== What you should do ==
Locate the lines where "icon" occurs and copy them as they stand.

>>>>

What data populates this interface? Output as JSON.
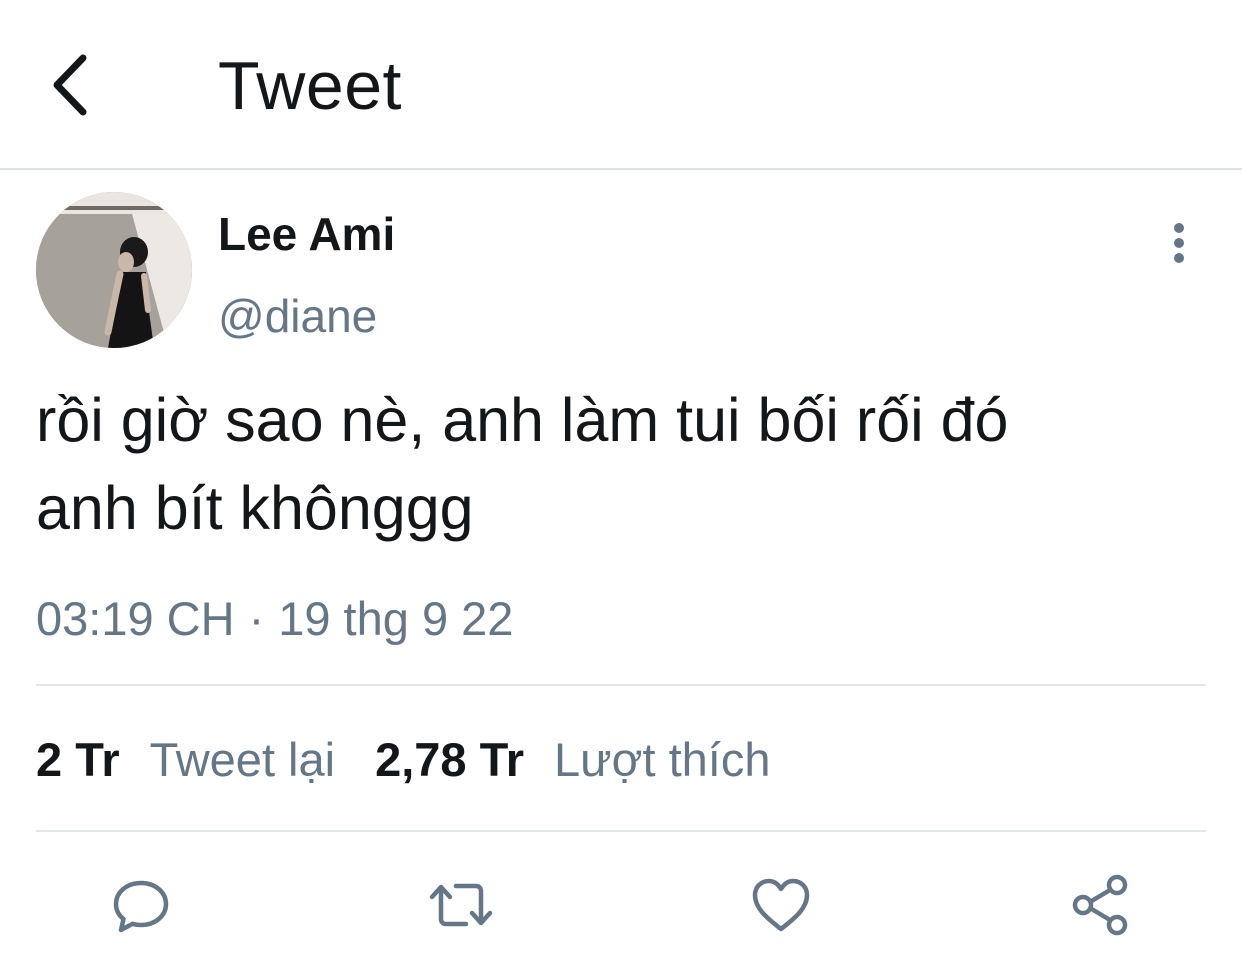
{
  "header": {
    "title": "Tweet",
    "back_icon": "chevron-left-icon"
  },
  "author": {
    "display_name": "Lee Ami",
    "handle": "@diane",
    "avatar": "profile-photo"
  },
  "tweet": {
    "text": "rồi giờ sao nè, anh làm tui bối rối đó\nanh bít khônggg",
    "time": "03:19 CH",
    "separator": "·",
    "date": "19 thg 9 22"
  },
  "stats": {
    "retweet_count": "2 Tr",
    "retweet_label": "Tweet lại",
    "like_count": "2,78 Tr",
    "like_label": "Lượt thích"
  },
  "actions": [
    {
      "name": "reply",
      "icon": "comment-icon"
    },
    {
      "name": "retweet",
      "icon": "retweet-icon"
    },
    {
      "name": "like",
      "icon": "heart-icon"
    },
    {
      "name": "share",
      "icon": "share-icon"
    }
  ],
  "colors": {
    "text_primary": "#14171a",
    "text_secondary": "#657786",
    "icon": "#657786",
    "divider": "#e3e6e8"
  }
}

<<<<

== Exercise result ==
    "back_icon": "chevron-left-icon"
      "icon": "comment-icon"
      "icon": "retweet-icon"
      "icon": "heart-icon"
      "icon": "share-icon"
    "icon": "#657786",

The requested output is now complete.